- _WORK ORDER_
Pictures stay out. Everything else in the listing below gets written out exactly.

- _DATA SECTION_
== == ==
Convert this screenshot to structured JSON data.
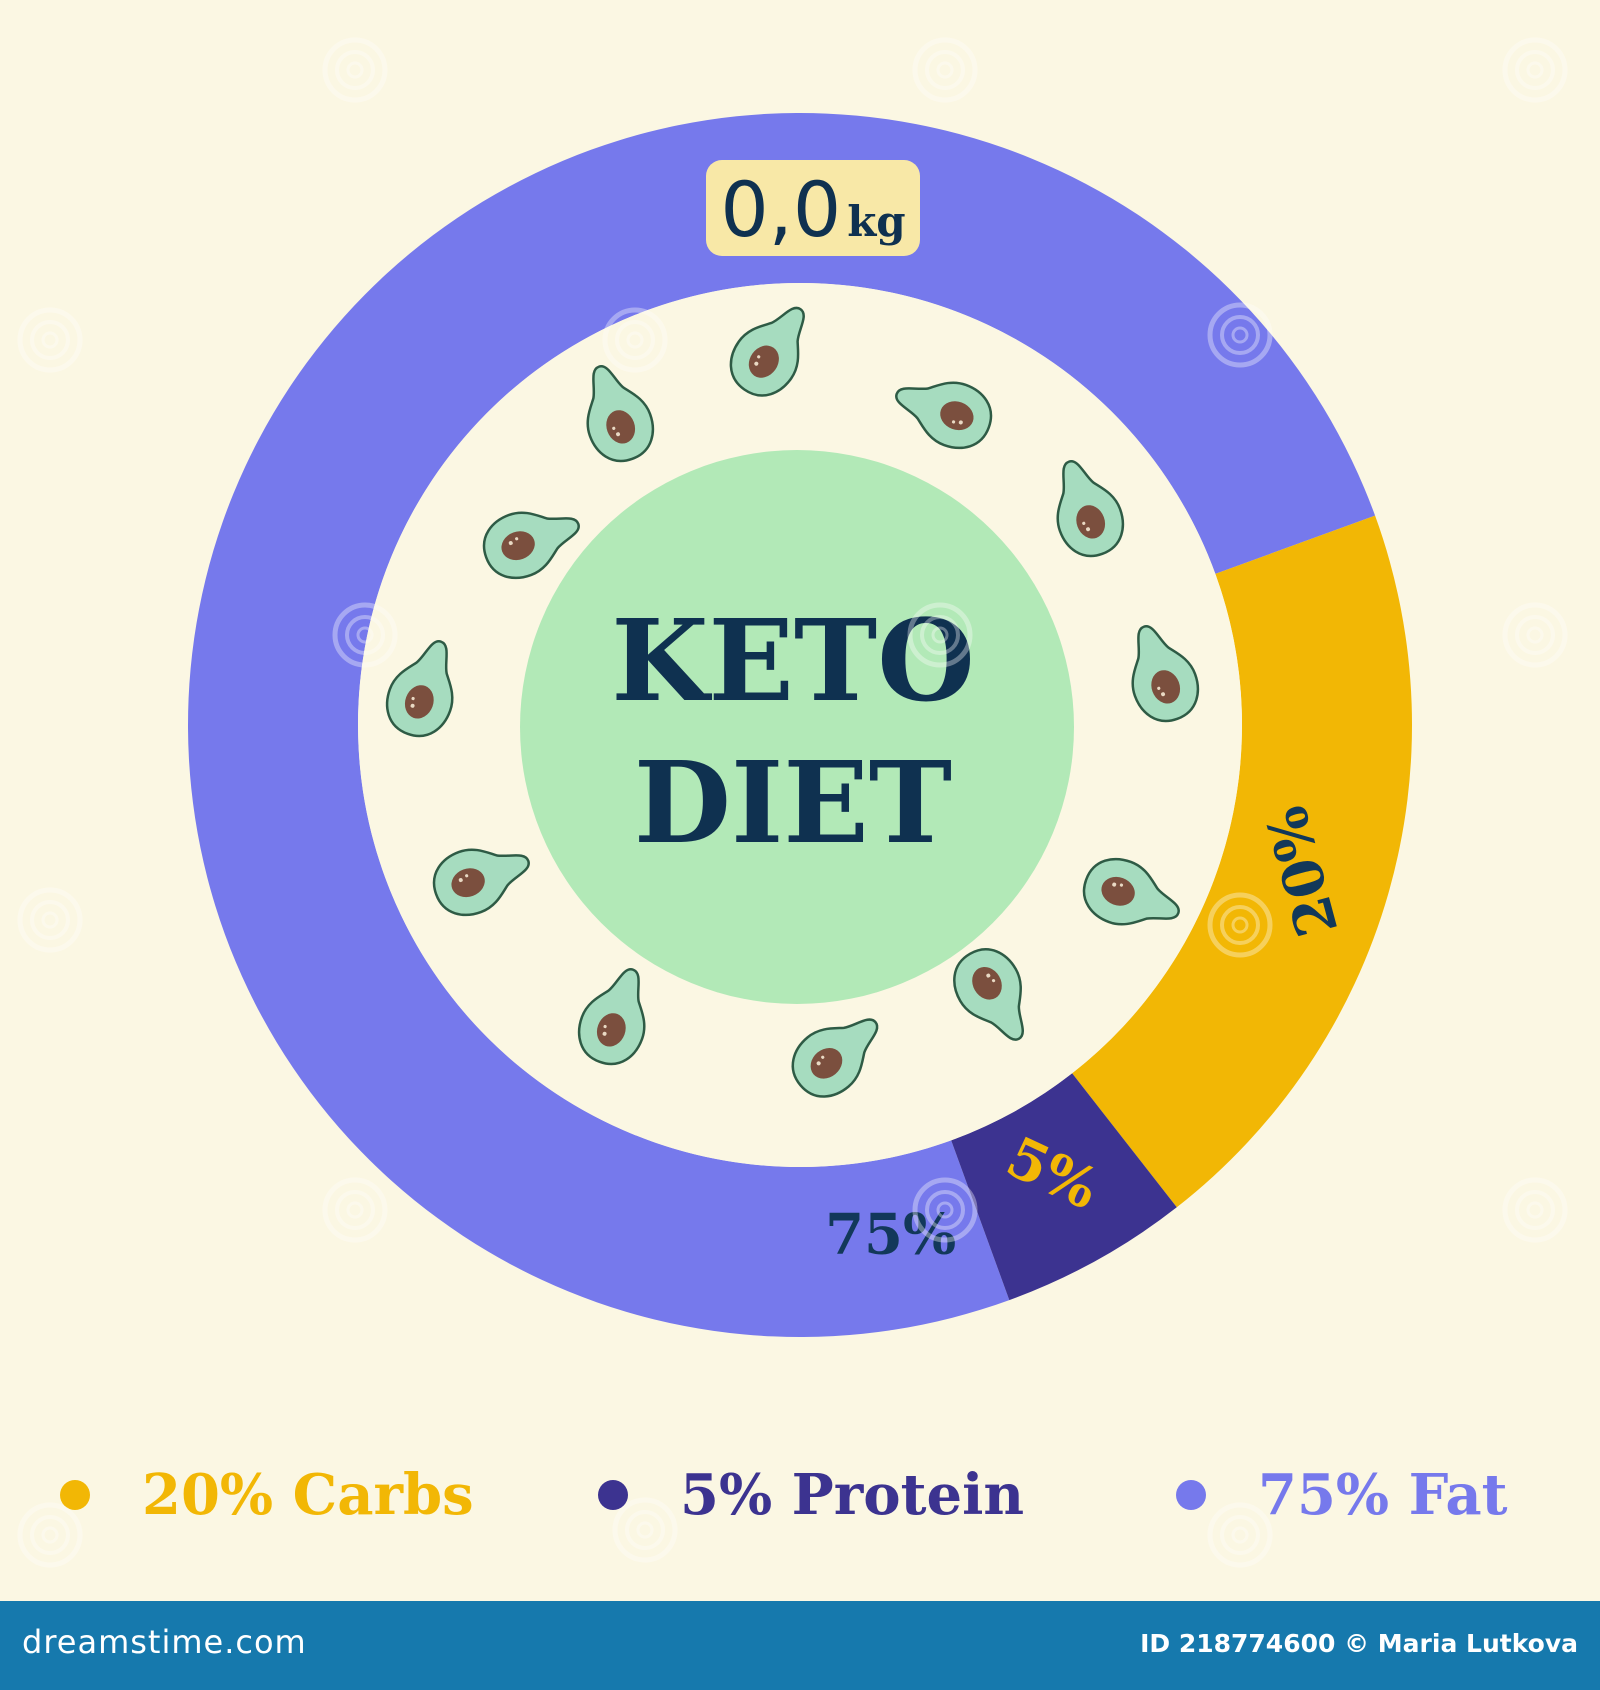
{
  "chart_data": {
    "type": "pie",
    "style": "donut",
    "title": "KETO DIET",
    "badge": "0,0kg",
    "badge_value": "0,0",
    "badge_unit": "kg",
    "slices": [
      {
        "name": "Fat",
        "value": 75,
        "label": "75%",
        "color": "#7679ec",
        "label_color": "#12385a"
      },
      {
        "name": "Carbs",
        "value": 20,
        "label": "20%",
        "color": "#f2b705",
        "label_color": "#12385a"
      },
      {
        "name": "Protein",
        "value": 5,
        "label": "5%",
        "color": "#3c3390",
        "label_color": "#f2b705"
      }
    ],
    "legend": {
      "placement": "bottom",
      "items": [
        {
          "text": "20%  Carbs",
          "color": "#f2b705"
        },
        {
          "text": "5%  Protein",
          "color": "#3c3390"
        },
        {
          "text": "75% Fat",
          "color": "#7679ec"
        }
      ]
    }
  },
  "colors": {
    "background": "#fbf7e3",
    "center_circle": "#b2e9b7",
    "title": "#0f3150",
    "badge_bg": "#f8e8a7",
    "avocado_flesh": "#a6dcbf",
    "avocado_pit": "#7b4f3e"
  },
  "footer": {
    "brand": "dreamstime.com",
    "credit": "ID 218774600 © Maria Lutkova"
  },
  "watermark_icon": "spiral-watermark-icon"
}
== == ==
- _COMPLETED TASK_
Convert this screenshot to structured JSON data.
{
  "chart_data": {
    "type": "pie",
    "style": "donut",
    "title": "KETO DIET",
    "badge": "0,0kg",
    "badge_value": "0,0",
    "badge_unit": "kg",
    "slices": [
      {
        "name": "Fat",
        "value": 75,
        "label": "75%",
        "color": "#7679ec",
        "label_color": "#12385a"
      },
      {
        "name": "Carbs",
        "value": 20,
        "label": "20%",
        "color": "#f2b705",
        "label_color": "#12385a"
      },
      {
        "name": "Protein",
        "value": 5,
        "label": "5%",
        "color": "#3c3390",
        "label_color": "#f2b705"
      }
    ],
    "legend": {
      "placement": "bottom",
      "items": [
        {
          "text": "20%  Carbs",
          "color": "#f2b705"
        },
        {
          "text": "5%  Protein",
          "color": "#3c3390"
        },
        {
          "text": "75% Fat",
          "color": "#7679ec"
        }
      ]
    }
  },
  "colors": {
    "background": "#fbf7e3",
    "center_circle": "#b2e9b7",
    "title": "#0f3150",
    "badge_bg": "#f8e8a7",
    "avocado_flesh": "#a6dcbf",
    "avocado_pit": "#7b4f3e"
  },
  "footer": {
    "brand": "dreamstime.com",
    "credit": "ID 218774600 © Maria Lutkova"
  },
  "watermark_icon": "spiral-watermark-icon"
}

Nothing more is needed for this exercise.